■ Objective ■
Leave every picture out and write out the records below exactly.
:: Supplied records
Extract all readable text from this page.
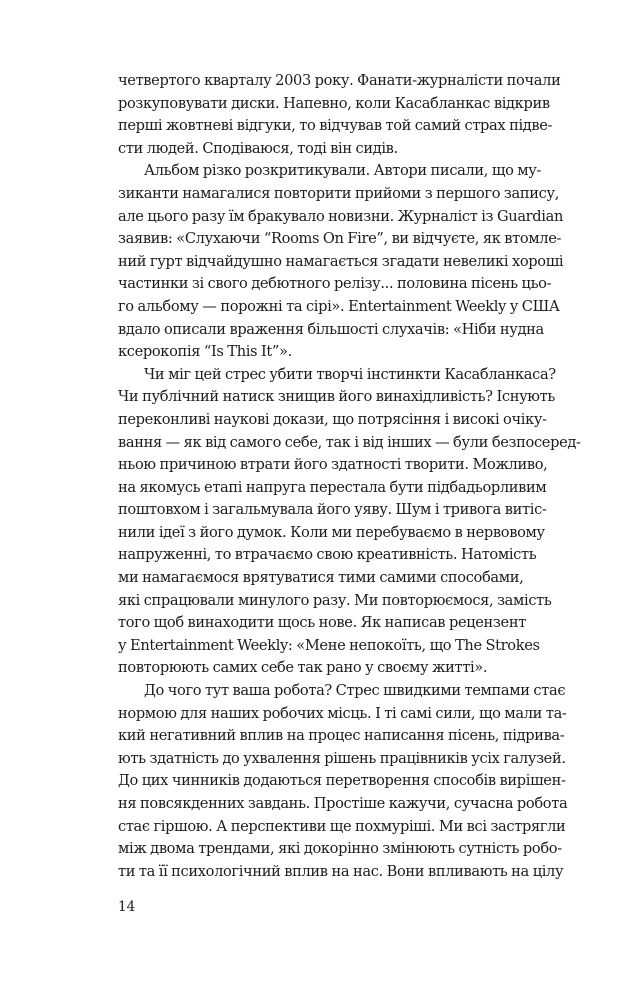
четвертого кварталу 2003 року. Фанати-журналісти почали
розкуповувати диски. Напевно, коли Касабланкас відкрив
перші жовтневі відгуки, то відчував той самий страх підве-
сти людей. Сподіваюся, тоді він сидів.
Альбом різко розкритикували. Автори писали, що му-
зиканти намагалися повторити прийоми з першого запису,
але цього разу їм бракувало новизни. Журналіст із Guardian
заявив: «Слухаючи “Rooms On Fire”, ви відчуєте, як втомле-
ний гурт відчайдушно намагається згадати невеликі хороші
частинки зі свого дебютного релізу... половина пісень цьо-
го альбому — порожні та сірі». Entertainment Weekly у США
вдало описали враження більшості слухачів: «Ніби нудна
ксерокопія “Is This It”».
Чи міг цей стрес убити творчі інстинкти Касабланкаса?
Чи публічний натиск знищив його винахідливість? Існують
переконливі наукові докази, що потрясіння і високі очіку-
вання — як від самого себе, так і від інших — були безпосеред-
ньою причиною втрати його здатності творити. Можливо,
на якомусь етапі напруга перестала бути підбадьорливим
поштовхом і загальмувала його уяву. Шум і тривога витіс-
нили ідеї з його думок. Коли ми перебуваємо в нервовому
напруженні, то втрачаємо свою креативність. Натомість
ми намагаємося врятуватися тими самими способами,
які спрацювали минулого разу. Ми повторюємося, замість
того щоб винаходити щось нове. Як написав рецензент
у Entertainment Weekly: «Мене непокоїть, що The Strokes
повторюють самих себе так рано у своєму житті».
До чого тут ваша робота? Стрес швидкими темпами стає
нормою для наших робочих місць. І ті самі сили, що мали та-
кий негативний вплив на процес написання пісень, підрива-
ють здатність до ухвалення рішень працівників усіх галузей.
До цих чинників додаються перетворення способів вирішен-
ня повсякденних завдань. Простіше кажучи, сучасна робота
стає гіршою. А перспективи ще похмуріші. Ми всі застрягли
між двома трендами, які докорінно змінюють сутність робо-
ти та її психологічний вплив на нас. Вони впливають на цілу
14
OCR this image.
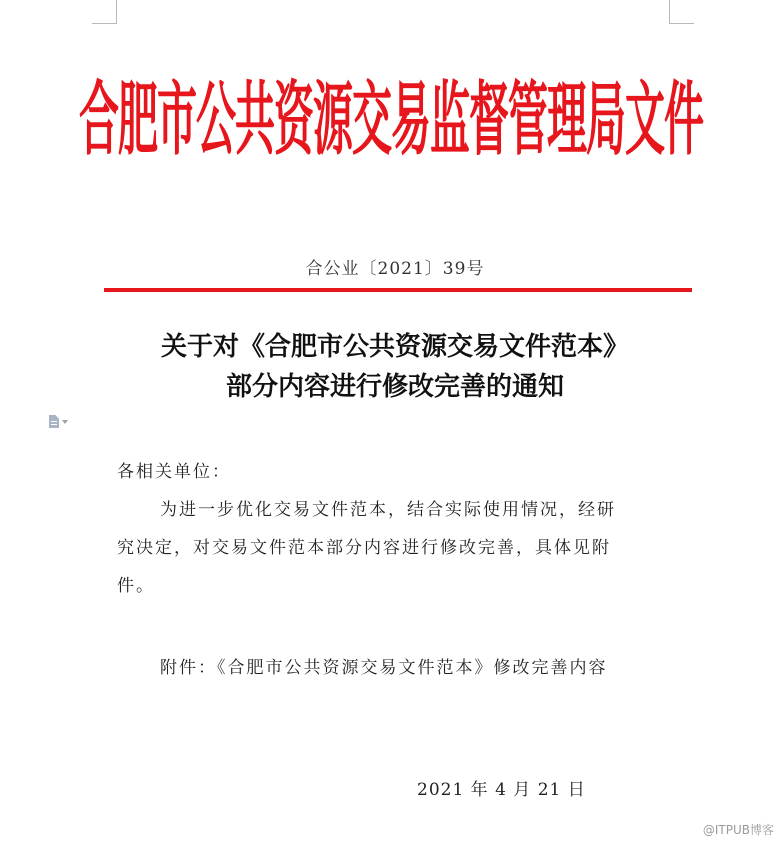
合肥市公共资源交易监督管理局文件
合公业〔2021〕39号
关于对《合肥市公共资源交易文件范本》
部分内容进行修改完善的通知
各相关单位：
为进一步优化交易文件范本，结合实际使用情况，经研
究决定，对交易文件范本部分内容进行修改完善，具体见附
件。
附件：《合肥市公共资源交易文件范本》修改完善内容
2021 年 4 月 21 日
@ITPUB博客
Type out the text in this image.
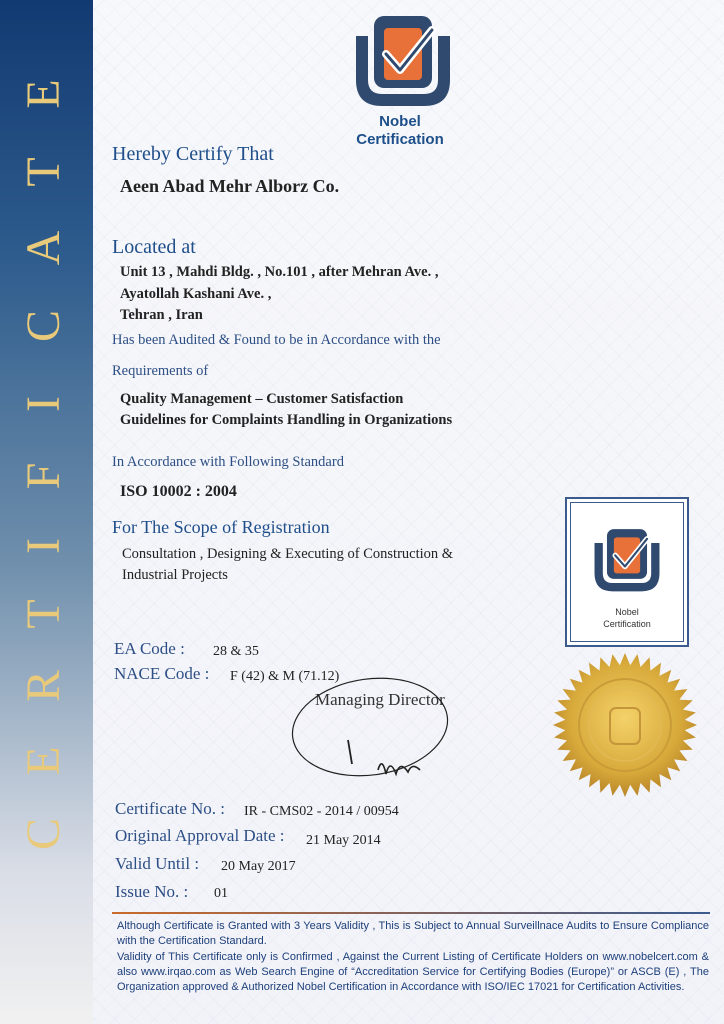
E
T
A
C
I
F
I
T
R
E
C
Nobel
Certification
Hereby Certify That
Aeen Abad Mehr Alborz Co.
Located at
Unit 13 , Mahdi Bldg. , No.101 , after Mehran Ave. ,
Ayatollah Kashani Ave. ,
Tehran , Iran
Has been Audited & Found to be in Accordance with the
Requirements of
Quality Management – Customer Satisfaction
Guidelines for Complaints Handling in Organizations
In Accordance with Following Standard
ISO 10002 : 2004
For The Scope of Registration
Consultation , Designing & Executing of Construction &
Industrial Projects
EA Code : 28 & 35
NACE Code : F (42) & M (71.12)
Managing Director
Certificate No. : IR - CMS02 - 2014 / 00954
Original Approval Date : 21 May 2014
Valid Until : 20 May 2017
Issue No. : 01
Nobel
Certification

Although Certificate is Granted with 3 Years Validity , This is Subject to Annual Surveillnace Audits to Ensure Compliance with the Certification Standard.

Validity of This Certificate only is Confirmed , Against the Current Listing of Certificate Holders on www.nobelcert.com & also www.irqao.com as Web Search Engine of “Accreditation Service for Certifying Bodies (Europe)” or ASCB (E) , The Organization approved & Authorized Nobel Certification in Accordance with ISO/IEC 17021 for Certification Activities.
::::
■ Response for this exercise ■
Extract all readable text from this page.
четвертого кварталу 2003 року. Фанати-журналісти почали
розкуповувати диски. Напевно, коли Касабланкас відкрив
перші жовтневі відгуки, то відчував той самий страх підве-
сти людей. Сподіваюся, тоді він сидів.
Альбом різко розкритикували. Автори писали, що му-
зиканти намагалися повторити прийоми з першого запису,
але цього разу їм бракувало новизни. Журналіст із Guardian
заявив: «Слухаючи “Rooms On Fire”, ви відчуєте, як втомле-
ний гурт відчайдушно намагається згадати невеликі хороші
частинки зі свого дебютного релізу... половина пісень цьо-
го альбому — порожні та сірі». Entertainment Weekly у США
вдало описали враження більшості слухачів: «Ніби нудна
ксерокопія “Is This It”».
Чи міг цей стрес убити творчі інстинкти Касабланкаса?
Чи публічний натиск знищив його винахідливість? Існують
переконливі наукові докази, що потрясіння і високі очіку-
вання — як від самого себе, так і від інших — були безпосеред-
ньою причиною втрати його здатності творити. Можливо,
на якомусь етапі напруга перестала бути підбадьорливим
поштовхом і загальмувала його уяву. Шум і тривога витіс-
нили ідеї з його думок. Коли ми перебуваємо в нервовому
напруженні, то втрачаємо свою креативність. Натомість
ми намагаємося врятуватися тими самими способами,
які спрацювали минулого разу. Ми повторюємося, замість
того щоб винаходити щось нове. Як написав рецензент
у Entertainment Weekly: «Мене непокоїть, що The Strokes
повторюють самих себе так рано у своєму житті».
До чого тут ваша робота? Стрес швидкими темпами стає
нормою для наших робочих місць. І ті самі сили, що мали та-
кий негативний вплив на процес написання пісень, підрива-
ють здатність до ухвалення рішень працівників усіх галузей.
До цих чинників додаються перетворення способів вирішен-
ня повсякденних завдань. Простіше кажучи, сучасна робота
стає гіршою. А перспективи ще похмуріші. Ми всі застрягли
між двома трендами, які докорінно змінюють сутність робо-
ти та її психологічний вплив на нас. Вони впливають на цілу
14
OCR this image.
合肥市公共资源交易监督管理局文件
合公业〔2021〕39号
关于对《合肥市公共资源交易文件范本》
部分内容进行修改完善的通知
各相关单位：
为进一步优化交易文件范本，结合实际使用情况，经研
究决定，对交易文件范本部分内容进行修改完善，具体见附
件。
附件：《合肥市公共资源交易文件范本》修改完善内容
2021 年 4 月 21 日
@ITPUB博客
Type out the text in this image.
E
T
A
C
I
F
I
T
R
E
C
Nobel
Certification
Hereby Certify That
Aeen Abad Mehr Alborz Co.
Located at
Unit 13 , Mahdi Bldg. , No.101 , after Mehran Ave. ,
Ayatollah Kashani Ave. ,
Tehran , Iran
Has been Audited & Found to be in Accordance with the
Requirements of
Quality Management – Customer Satisfaction
Guidelines for Complaints Handling in Organizations
In Accordance with Following Standard
ISO 10002 : 2004
For The Scope of Registration
Consultation , Designing & Executing of Construction &
Industrial Projects
EA Code : 28 & 35
NACE Code : F (42) & M (71.12)
Managing Director
Certificate No. : IR - CMS02 - 2014 / 00954
Original Approval Date : 21 May 2014
Valid Until : 20 May 2017
Issue No. : 01
Nobel
Certification

Although Certificate is Granted with 3 Years Validity , This is Subject to Annual Surveillnace Audits to Ensure Compliance with the Certification Standard.

Validity of This Certificate only is Confirmed , Against the Current Listing of Certificate Holders on www.nobelcert.com & also www.irqao.com as Web Search Engine of “Accreditation Service for Certifying Bodies (Europe)” or ASCB (E) , The Organization approved & Authorized Nobel Certification in Accordance with ISO/IEC 17021 for Certification Activities.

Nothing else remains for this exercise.